--- Begin ENTRIES ---

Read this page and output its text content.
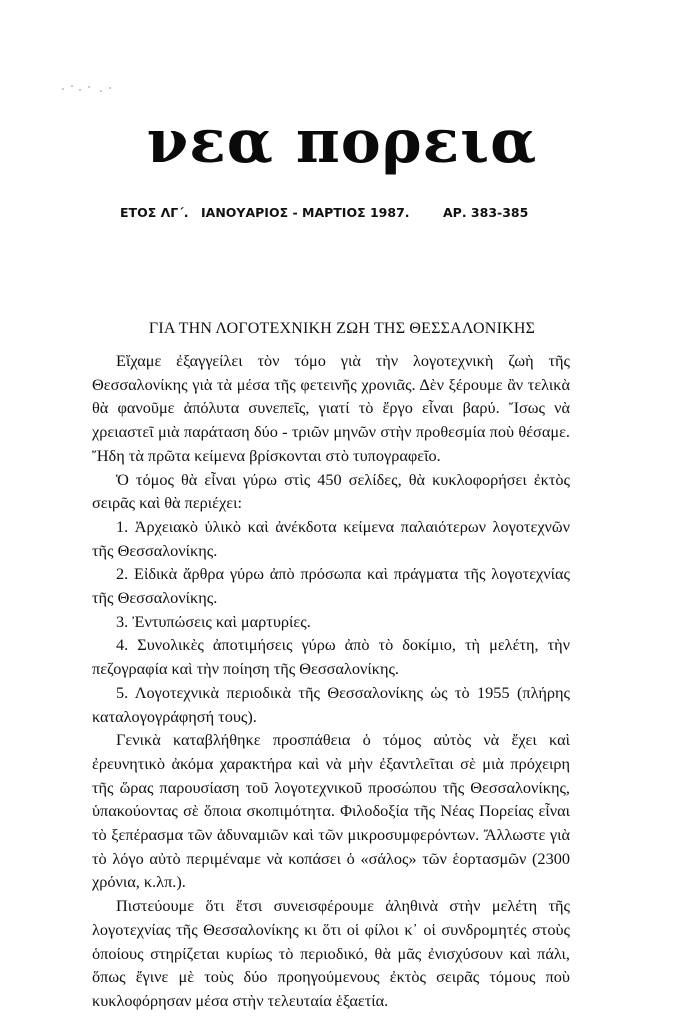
νεα πορεια
ΕΤΟΣ ΛΓ΄. ΙΑΝΟΥΑΡΙΟΣ - ΜΑΡΤΙΟΣ 1987.	ΑΡ. 383-385
ΓΙΑ ΤΗΝ ΛΟΓΟΤΕΧΝΙΚΗ ΖΩΗ ΤΗΣ ΘΕΣΣΑΛΟΝΙΚΗΣ

Εἴχαμε ἐξαγγείλει τὸν τόμο γιὰ τὴν λογοτεχνικὴ ζωὴ τῆς Θεσσαλονίκης γιὰ τὰ μέσα τῆς φετεινῆς χρονιᾶς. Δὲν ξέρουμε ἂν τελικὰ θὰ φανοῦμε ἀπόλυτα συνεπεῖς, γιατί τὸ ἔργο εἶναι βαρύ. Ἴσως νὰ χρειαστεῖ μιὰ παράταση δύο - τριῶν μηνῶν στὴν προθεσμία ποὺ θέσαμε. Ἤδη τὰ πρῶτα κείμενα βρίσκονται στὸ τυπογραφεῖο.

Ὁ τόμος θὰ εἶναι γύρω στὶς 450 σελίδες, θὰ κυκλοφορήσει ἐκτὸς σειρᾶς καὶ θὰ περιέχει:

1. Ἀρχειακὸ ὑλικὸ καὶ ἀνέκδοτα κείμενα παλαιότερων λογοτεχνῶν τῆς Θεσσαλονίκης.

2. Εἰδικὰ ἄρθρα γύρω ἀπὸ πρόσωπα καὶ πράγματα τῆς λογοτεχνίας τῆς Θεσσαλονίκης.

3. Ἐντυπώσεις καὶ μαρτυρίες.

4. Συνολικὲς ἀποτιμήσεις γύρω ἀπὸ τὸ δοκίμιο, τὴ μελέτη, τὴν πεζογραφία καὶ τὴν ποίηση τῆς Θεσσαλονίκης.

5. Λογοτεχνικὰ περιοδικὰ τῆς Θεσσαλονίκης ὡς τὸ 1955 (πλήρης καταλογογράφησή τους).

Γενικὰ καταβλήθηκε προσπάθεια ὁ τόμος αὐτὸς νὰ ἔχει καὶ ἐρευνητικὸ ἀκόμα χαρακτήρα καὶ νὰ μὴν ἐξαντλεῖται σὲ μιὰ πρόχειρη τῆς ὥρας παρουσίαση τοῦ λογοτεχνικοῦ προσώπου τῆς Θεσσαλονίκης, ὑπακούοντας σὲ ὅποια σκοπιμότητα. Φιλοδοξία τῆς Νέας Πορείας εἶναι τὸ ξεπέρασμα τῶν ἀδυναμιῶν καὶ τῶν μικροσυμφερόντων. Ἄλλωστε γιὰ τὸ λόγο αὐτὸ περιμέναμε νὰ κοπάσει ὁ «σάλος» τῶν ἑορτασμῶν (2300 χρόνια, κ.λπ.).

Πιστεύουμε ὅτι ἔτσι συνεισφέρουμε ἀληθινὰ στὴν μελέτη τῆς λογοτεχνίας τῆς Θεσσαλονίκης κι ὅτι οἱ φίλοι κ᾽ οἱ συνδρομητές στοὺς ὁποίους στηρίζεται κυρίως τὸ περιοδικό, θὰ μᾶς ἐνισχύσουν καὶ πάλι, ὅπως ἔγινε μὲ τοὺς δύο προηγούμενους ἐκτὸς σειρᾶς τόμους ποὺ κυκλοφόρησαν μέσα στὴν τελευταία ἑξαετία.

--- End ENTRIES ---

◆ WRITTEN REQUEST
Every entry must be written out exactly, with all pictures left out.

◆ ANSWER TO THE TASK
Read this page and output its text content.
νεα πορεια
ΕΤΟΣ ΛΓ΄. ΙΑΝΟΥΑΡΙΟΣ - ΜΑΡΤΙΟΣ 1987.	ΑΡ. 383-385
ΓΙΑ ΤΗΝ ΛΟΓΟΤΕΧΝΙΚΗ ΖΩΗ ΤΗΣ ΘΕΣΣΑΛΟΝΙΚΗΣ

Εἴχαμε ἐξαγγείλει τὸν τόμο γιὰ τὴν λογοτεχνικὴ ζωὴ τῆς Θεσσαλονίκης γιὰ τὰ μέσα τῆς φετεινῆς χρονιᾶς. Δὲν ξέρουμε ἂν τελικὰ θὰ φανοῦμε ἀπόλυτα συνεπεῖς, γιατί τὸ ἔργο εἶναι βαρύ. Ἴσως νὰ χρειαστεῖ μιὰ παράταση δύο - τριῶν μηνῶν στὴν προθεσμία ποὺ θέσαμε. Ἤδη τὰ πρῶτα κείμενα βρίσκονται στὸ τυπογραφεῖο.

Ὁ τόμος θὰ εἶναι γύρω στὶς 450 σελίδες, θὰ κυκλοφορήσει ἐκτὸς σειρᾶς καὶ θὰ περιέχει:

1. Ἀρχειακὸ ὑλικὸ καὶ ἀνέκδοτα κείμενα παλαιότερων λογοτεχνῶν τῆς Θεσσαλονίκης.

2. Εἰδικὰ ἄρθρα γύρω ἀπὸ πρόσωπα καὶ πράγματα τῆς λογοτεχνίας τῆς Θεσσαλονίκης.

3. Ἐντυπώσεις καὶ μαρτυρίες.

4. Συνολικὲς ἀποτιμήσεις γύρω ἀπὸ τὸ δοκίμιο, τὴ μελέτη, τὴν πεζογραφία καὶ τὴν ποίηση τῆς Θεσσαλονίκης.

5. Λογοτεχνικὰ περιοδικὰ τῆς Θεσσαλονίκης ὡς τὸ 1955 (πλήρης καταλογογράφησή τους).

Γενικὰ καταβλήθηκε προσπάθεια ὁ τόμος αὐτὸς νὰ ἔχει καὶ ἐρευνητικὸ ἀκόμα χαρακτήρα καὶ νὰ μὴν ἐξαντλεῖται σὲ μιὰ πρόχειρη τῆς ὥρας παρουσίαση τοῦ λογοτεχνικοῦ προσώπου τῆς Θεσσαλονίκης, ὑπακούοντας σὲ ὅποια σκοπιμότητα. Φιλοδοξία τῆς Νέας Πορείας εἶναι τὸ ξεπέρασμα τῶν ἀδυναμιῶν καὶ τῶν μικροσυμφερόντων. Ἄλλωστε γιὰ τὸ λόγο αὐτὸ περιμέναμε νὰ κοπάσει ὁ «σάλος» τῶν ἑορτασμῶν (2300 χρόνια, κ.λπ.).

Πιστεύουμε ὅτι ἔτσι συνεισφέρουμε ἀληθινὰ στὴν μελέτη τῆς λογοτεχνίας τῆς Θεσσαλονίκης κι ὅτι οἱ φίλοι κ᾽ οἱ συνδρομητές στοὺς ὁποίους στηρίζεται κυρίως τὸ περιοδικό, θὰ μᾶς ἐνισχύσουν καὶ πάλι, ὅπως ἔγινε μὲ τοὺς δύο προηγούμενους ἐκτὸς σειρᾶς τόμους ποὺ κυκλοφόρησαν μέσα στὴν τελευταία ἑξαετία.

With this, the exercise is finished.